● ОПИСАНИЕ ЗАДАНИЯ:
Как перевести на английский язык это предложение из текста о европейском барокко: «Проблемы барокко в последнее время привлекают к себе все большее внимание в советском и зарубежном литературоведении.»?

● ТЕКСТ ДЛЯ ЧТЕНИЯ:
----------------------------------------
№12, 1968/Зарубежная литература и искусство

Проблемы европейского барокко

Проблемы барокко в последнее время привлекают к себе все большее внимание в советском и зарубежном литературоведении. Это связано прежде всего с наметившимся сейчас и находящим все большее число сторонников новым пониманием литературы и искусства барокко как закономерного и необходимого этапа в эстетическом развитии многих стран, в том числе и славянских. Если раньше в барокко видели, как правило, только кризис культуры Ренессанса и временный возврат к средневековому миросозерцанию в условиях победы Контрреформации и наступления католической реакции, то в ряде работ последних лет все настойчивее проводится мысль о том, что барокко, в особенности так называемое «низовое», «бюргерское» барокко, выразило не идеологию Контрреформации, а как раз потребность народных масс в известных – весьма своеобразных и необычных – формах противодействия навязывавшейся им сверху идеологии.

Оспаривается и распространенное до недавних пор представление о барокко как об эпохе иррационализма, как о времени глубокого кризиса характерной для Ренессанса веры в разум. Тот же «темный стиль», считающийся наиболее характерным признаком поэтики барокко, по мнению сторонников новой интерпретации барокко, выступает специфическим порождением рационализма, который определил характер художественной культуры той эпохи. Несомненно, что дальнейшая углубленная разработка проблем барокко поможет решить целый ряд спорных и весьма актуальных вопросов истории литературы. В частности, назрела необходимость исследования многообразия проявлений барокко в литературах Западной Европы (немецкой, испанской, английской и т. д.), а также в славянских литературах. Особо стоит вопрос о барокко в русской литературе XVII – начала XVIII века. Публикуя статью А. Морозова, редакция журнала «Вопросы литературы» начинает обсуждение проблем барокко, которое будет продолжено в следующем году.

В последние десятилетия проблема барокко все более интересует филологов и искусствоведов. Ей посвящена обширная литература на всех европейских языках. Она обсуждалась на международных съездах и конференциях. Разнообразие материала, привлекаемого для сопоставления, необходимость изучения ряда вопросов во взаимной связи различных видов искусства, все еще не устраненная пестрота суждений и оценок делают проблему трудной для исследования. И хотя за последнее время рассеяно немало предубеждений, многое остается спорным. Правда, теперь почти никто не отрицает исторического существования барокко и его значения для всех европейских стран, в том числе славянских. Разногласия обычно касаются понимания самого термина, его объема, хронологических границ барокко, места, роли и особенностей его проявлений в отдельных странах, их эстетической оценки. Наряду с этим возникло большое число новых вопросов и аспектов изучения, новых конкретных тем и задач. Все это делает желательным широкое обсуждение проблемы барокко. Некоторая двойственность проявляется в понимании самого происхождения термина «барокко». Согласно одному толкованию, термин ведет свою этимологию от португальского названия жемчужины неправильной формы – «perola barroca». По мнению Альбрехта Шене, это «экзотически драгоценное, мерцающее в многоцветном переливе, неравномерное и незаконченное по форме образование жемчужины счастливо подошло для наименования эпохи» 1.
----------------------------------------
● МАТЕРИАЛ:
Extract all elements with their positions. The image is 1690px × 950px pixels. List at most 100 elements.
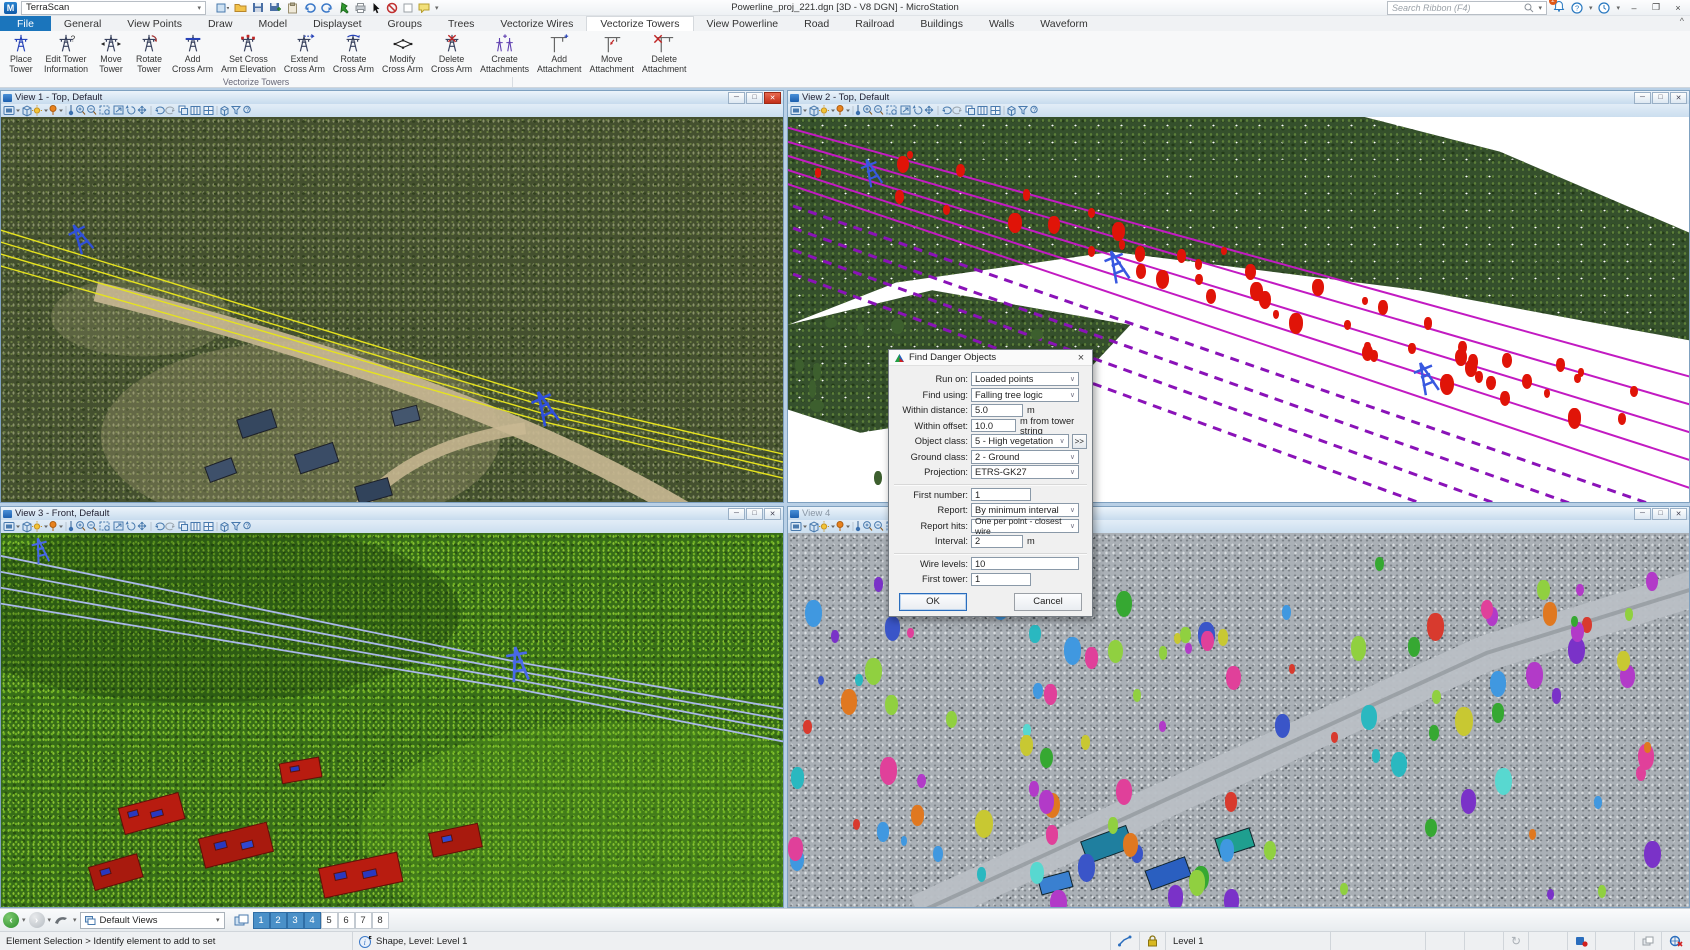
----------------------------------------
● РЕЗУЛЬТАТ:
Problems of the Baroque have recently been attracting more and more attention in Soviet and foreign literary scholarship.